Please rewrite the entries below, substituting "box coordinates" for every "bounding boxes" and changing nothing else. Leave the pictures out of your version.

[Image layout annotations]
╭──

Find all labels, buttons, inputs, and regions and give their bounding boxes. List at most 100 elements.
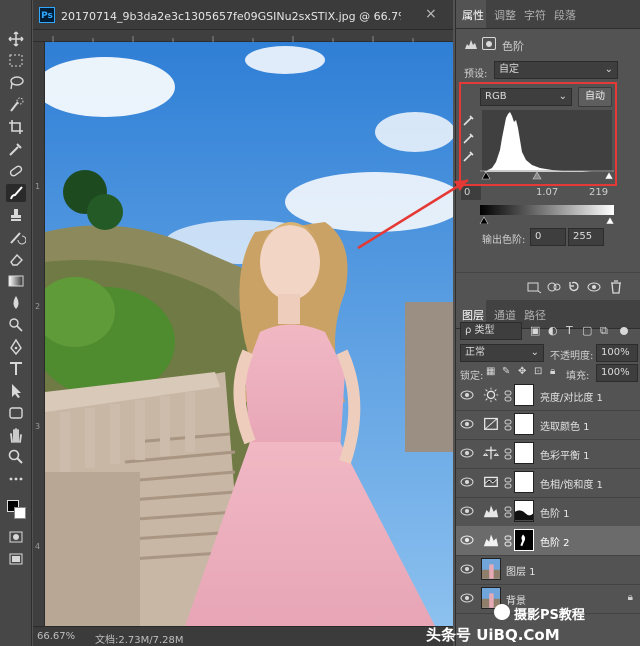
layer-row[interactable]: 选取颜色 1 [456, 410, 640, 440]
history-brush-tool-icon[interactable] [6, 228, 26, 246]
input-levels-slider[interactable] [480, 170, 614, 180]
layer-name: 亮度/对比度 1 [540, 393, 603, 404]
visibility-icon[interactable] [586, 280, 602, 294]
background-color-swatch[interactable] [14, 507, 26, 519]
gray-point-eyedropper-icon[interactable] [462, 131, 476, 145]
channel-dropdown[interactable]: RGB ⌄ [480, 88, 572, 106]
hue-saturation-icon [481, 471, 501, 493]
preset-dropdown[interactable]: 自定 ⌄ [494, 61, 618, 79]
input-white-value[interactable]: 219 [589, 187, 608, 198]
lock-position-icon[interactable]: ✥ [518, 366, 526, 377]
reset-icon[interactable] [566, 280, 582, 294]
tab-layers[interactable]: 图层 [462, 307, 484, 323]
layer-mask-thumb[interactable] [514, 413, 534, 435]
layer-row[interactable]: 图层 1 [456, 555, 640, 585]
view-previous-state-icon[interactable] [546, 280, 562, 294]
lock-artboard-icon[interactable]: ⊡ [534, 366, 542, 377]
input-black-field[interactable]: 0 [461, 186, 481, 200]
tab-channels[interactable]: 通道 [494, 307, 516, 323]
clip-to-layer-icon[interactable] [526, 280, 542, 294]
chevron-down-icon: ⌄ [604, 64, 613, 75]
blur-tool-icon[interactable] [6, 294, 26, 312]
layer-row[interactable]: 色相/饱和度 1 [456, 468, 640, 498]
eye-icon[interactable] [460, 418, 474, 430]
layer-row[interactable]: 亮度/对比度 1 [456, 381, 640, 411]
blend-mode-dropdown[interactable]: 正常 ⌄ [460, 344, 544, 362]
link-icon[interactable] [504, 448, 512, 460]
layer-filter-dropdown[interactable]: ρ 类型 [460, 322, 522, 340]
white-point-eyedropper-icon[interactable] [462, 149, 476, 163]
layer-mask-thumb[interactable] [514, 471, 534, 493]
canvas-area[interactable] [45, 42, 453, 626]
layer-filter-value: ρ 类型 [465, 325, 495, 336]
layer-row[interactable]: 色彩平衡 1 [456, 439, 640, 469]
tab-adjustments[interactable]: 调整 [494, 7, 516, 23]
tab-paragraph[interactable]: 段落 [554, 7, 576, 23]
healing-brush-tool-icon[interactable] [6, 162, 26, 180]
type-filter-icon[interactable]: T [566, 324, 573, 337]
lock-all-icon[interactable]: 🔒︎ [550, 366, 555, 377]
eye-icon[interactable] [460, 476, 474, 488]
quick-select-tool-icon[interactable] [6, 96, 26, 114]
layer-mask-thumb[interactable] [514, 384, 534, 406]
layer-mask-thumb[interactable] [514, 529, 534, 551]
horizontal-ruler [33, 30, 453, 42]
tab-properties[interactable]: 属性 [462, 7, 484, 23]
adjustment-filter-icon[interactable]: ◐ [548, 324, 558, 337]
input-gamma-value[interactable]: 1.07 [536, 187, 558, 198]
eye-icon[interactable] [460, 505, 474, 517]
layer-mask-thumb[interactable] [514, 500, 534, 522]
shape-tool-icon[interactable] [6, 404, 26, 422]
lasso-tool-icon[interactable] [6, 74, 26, 92]
close-document-button[interactable]: × [425, 6, 437, 22]
eye-icon[interactable] [460, 389, 474, 401]
more-tools-icon[interactable] [6, 470, 26, 488]
shape-filter-icon[interactable]: ▢ [582, 324, 592, 337]
lock-pixels-icon[interactable]: ✎ [502, 366, 510, 377]
smart-object-filter-icon[interactable]: ⧉ [600, 324, 608, 338]
quick-mask-icon[interactable] [6, 528, 26, 546]
opacity-field[interactable]: 100% [596, 344, 638, 362]
layer-row[interactable]: 色阶 2 [456, 526, 640, 556]
tab-paths[interactable]: 路径 [524, 307, 546, 323]
eraser-tool-icon[interactable] [6, 250, 26, 268]
move-tool-icon[interactable] [6, 30, 26, 48]
black-point-eyedropper-icon[interactable] [462, 113, 476, 127]
tab-character[interactable]: 字符 [524, 7, 546, 23]
image-filter-icon[interactable]: ▣ [530, 324, 540, 337]
eyedropper-tool-icon[interactable] [6, 140, 26, 158]
output-white-field[interactable]: 255 [568, 228, 604, 246]
document-tab[interactable]: Ps 20170714_9b3da2e3c1305657fe09GSINu2sx… [33, 0, 453, 30]
layer-row[interactable]: 色阶 1 [456, 497, 640, 527]
type-tool-icon[interactable] [6, 360, 26, 378]
eye-icon[interactable] [460, 534, 474, 546]
gradient-tool-icon[interactable] [6, 272, 26, 290]
zoom-level[interactable]: 66.67% [37, 631, 75, 642]
link-icon[interactable] [504, 535, 512, 547]
eye-icon[interactable] [460, 563, 474, 575]
eye-icon[interactable] [460, 447, 474, 459]
filter-toggle-icon[interactable] [620, 327, 628, 335]
crop-tool-icon[interactable] [6, 118, 26, 136]
zoom-tool-icon[interactable] [6, 448, 26, 466]
link-icon[interactable] [504, 419, 512, 431]
link-icon[interactable] [504, 506, 512, 518]
hand-tool-icon[interactable] [6, 426, 26, 444]
pen-tool-icon[interactable] [6, 338, 26, 356]
output-black-field[interactable]: 0 [530, 228, 566, 246]
link-icon[interactable] [504, 390, 512, 402]
layer-mask-thumb[interactable] [514, 442, 534, 464]
screen-mode-icon[interactable] [6, 550, 26, 568]
link-icon[interactable] [504, 477, 512, 489]
dodge-tool-icon[interactable] [6, 316, 26, 334]
path-selection-tool-icon[interactable] [6, 382, 26, 400]
fill-field[interactable]: 100% [596, 364, 638, 382]
output-levels-slider[interactable] [478, 215, 616, 224]
trash-icon[interactable] [608, 280, 624, 294]
brush-tool-icon[interactable] [6, 184, 26, 202]
clone-stamp-tool-icon[interactable] [6, 206, 26, 224]
mask-icon[interactable] [482, 37, 496, 50]
lock-transparent-icon[interactable]: ▦ [486, 366, 495, 377]
marquee-tool-icon[interactable] [6, 52, 26, 70]
auto-button[interactable]: 自动 [578, 87, 612, 107]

╰──

Task response.
Find all labels, buttons, inputs, and regions and give their box coordinates. List at most 100 elements.
layer-row[interactable]: 选取颜色 1 [456, 410, 640, 440]
history-brush-tool-icon[interactable] [6, 228, 26, 246]
input-levels-slider[interactable] [480, 170, 614, 180]
layer-name: 亮度/对比度 1 [540, 393, 603, 404]
visibility-icon[interactable] [586, 280, 602, 294]
background-color-swatch[interactable] [14, 507, 26, 519]
gray-point-eyedropper-icon[interactable] [462, 131, 476, 145]
channel-dropdown[interactable]: RGB ⌄ [480, 88, 572, 106]
hue-saturation-icon [481, 471, 501, 493]
preset-dropdown[interactable]: 自定 ⌄ [494, 61, 618, 79]
input-white-value[interactable]: 219 [589, 187, 608, 198]
lock-position-icon[interactable]: ✥ [518, 366, 526, 377]
reset-icon[interactable] [566, 280, 582, 294]
tab-layers[interactable]: 图层 [462, 307, 484, 323]
layer-mask-thumb[interactable] [514, 413, 534, 435]
layer-row[interactable]: 图层 1 [456, 555, 640, 585]
view-previous-state-icon[interactable] [546, 280, 562, 294]
lock-artboard-icon[interactable]: ⊡ [534, 366, 542, 377]
input-black-field[interactable]: 0 [461, 186, 481, 200]
tab-channels[interactable]: 通道 [494, 307, 516, 323]
clip-to-layer-icon[interactable] [526, 280, 542, 294]
chevron-down-icon: ⌄ [604, 64, 613, 75]
blur-tool-icon[interactable] [6, 294, 26, 312]
layer-row[interactable]: 色相/饱和度 1 [456, 468, 640, 498]
eye-icon[interactable] [460, 418, 474, 430]
layer-row[interactable]: 亮度/对比度 1 [456, 381, 640, 411]
blend-mode-dropdown[interactable]: 正常 ⌄ [460, 344, 544, 362]
link-icon[interactable] [504, 448, 512, 460]
layer-filter-dropdown[interactable]: ρ 类型 [460, 322, 522, 340]
white-point-eyedropper-icon[interactable] [462, 149, 476, 163]
layer-mask-thumb[interactable] [514, 471, 534, 493]
canvas-area[interactable] [45, 42, 453, 626]
layer-filter-value: ρ 类型 [465, 325, 495, 336]
layer-row[interactable]: 色彩平衡 1 [456, 439, 640, 469]
tab-adjustments[interactable]: 调整 [494, 7, 516, 23]
tab-paragraph[interactable]: 段落 [554, 7, 576, 23]
healing-brush-tool-icon[interactable] [6, 162, 26, 180]
type-filter-icon[interactable]: T [566, 324, 573, 337]
lock-all-icon[interactable]: 🔒︎ [550, 366, 555, 377]
eye-icon[interactable] [460, 476, 474, 488]
quick-select-tool-icon[interactable] [6, 96, 26, 114]
layer-mask-thumb[interactable] [514, 384, 534, 406]
layer-mask-thumb[interactable] [514, 529, 534, 551]
horizontal-ruler [33, 30, 453, 42]
tab-properties[interactable]: 属性 [462, 7, 484, 23]
adjustment-filter-icon[interactable]: ◐ [548, 324, 558, 337]
input-gamma-value[interactable]: 1.07 [536, 187, 558, 198]
eye-icon[interactable] [460, 505, 474, 517]
layer-mask-thumb[interactable] [514, 500, 534, 522]
shape-tool-icon[interactable] [6, 404, 26, 422]
lasso-tool-icon[interactable] [6, 74, 26, 92]
close-document-button[interactable]: × [425, 6, 437, 22]
eye-icon[interactable] [460, 389, 474, 401]
more-tools-icon[interactable] [6, 470, 26, 488]
shape-filter-icon[interactable]: ▢ [582, 324, 592, 337]
lock-pixels-icon[interactable]: ✎ [502, 366, 510, 377]
smart-object-filter-icon[interactable]: ⧉ [600, 324, 608, 338]
quick-mask-icon[interactable] [6, 528, 26, 546]
opacity-field[interactable]: 100% [596, 344, 638, 362]
layer-row[interactable]: 色阶 2 [456, 526, 640, 556]
tab-paths[interactable]: 路径 [524, 307, 546, 323]
eraser-tool-icon[interactable] [6, 250, 26, 268]
move-tool-icon[interactable] [6, 30, 26, 48]
black-point-eyedropper-icon[interactable] [462, 113, 476, 127]
tab-character[interactable]: 字符 [524, 7, 546, 23]
image-filter-icon[interactable]: ▣ [530, 324, 540, 337]
eyedropper-tool-icon[interactable] [6, 140, 26, 158]
output-white-field[interactable]: 255 [568, 228, 604, 246]
document-tab[interactable]: Ps 20170714_9b3da2e3c1305657fe09GSINu2sx… [33, 0, 453, 30]
layer-row[interactable]: 色阶 1 [456, 497, 640, 527]
type-tool-icon[interactable] [6, 360, 26, 378]
eye-icon[interactable] [460, 534, 474, 546]
gradient-tool-icon[interactable] [6, 272, 26, 290]
zoom-level[interactable]: 66.67% [37, 631, 75, 642]
link-icon[interactable] [504, 535, 512, 547]
eye-icon[interactable] [460, 563, 474, 575]
eye-icon[interactable] [460, 447, 474, 459]
filter-toggle-icon[interactable] [620, 327, 628, 335]
crop-tool-icon[interactable] [6, 118, 26, 136]
zoom-tool-icon[interactable] [6, 448, 26, 466]
link-icon[interactable] [504, 419, 512, 431]
link-icon[interactable] [504, 506, 512, 518]
hand-tool-icon[interactable] [6, 426, 26, 444]
pen-tool-icon[interactable] [6, 338, 26, 356]
output-black-field[interactable]: 0 [530, 228, 566, 246]
link-icon[interactable] [504, 390, 512, 402]
layer-mask-thumb[interactable] [514, 442, 534, 464]
screen-mode-icon[interactable] [6, 550, 26, 568]
link-icon[interactable] [504, 477, 512, 489]
dodge-tool-icon[interactable] [6, 316, 26, 334]
path-selection-tool-icon[interactable] [6, 382, 26, 400]
fill-field[interactable]: 100% [596, 364, 638, 382]
output-levels-slider[interactable] [478, 215, 616, 224]
trash-icon[interactable] [608, 280, 624, 294]
brush-tool-icon[interactable] [6, 184, 26, 202]
clone-stamp-tool-icon[interactable] [6, 206, 26, 224]
mask-icon[interactable] [482, 37, 496, 50]
lock-transparent-icon[interactable]: ▦ [486, 366, 495, 377]
marquee-tool-icon[interactable] [6, 52, 26, 70]
auto-button[interactable]: 自动 [578, 87, 612, 107]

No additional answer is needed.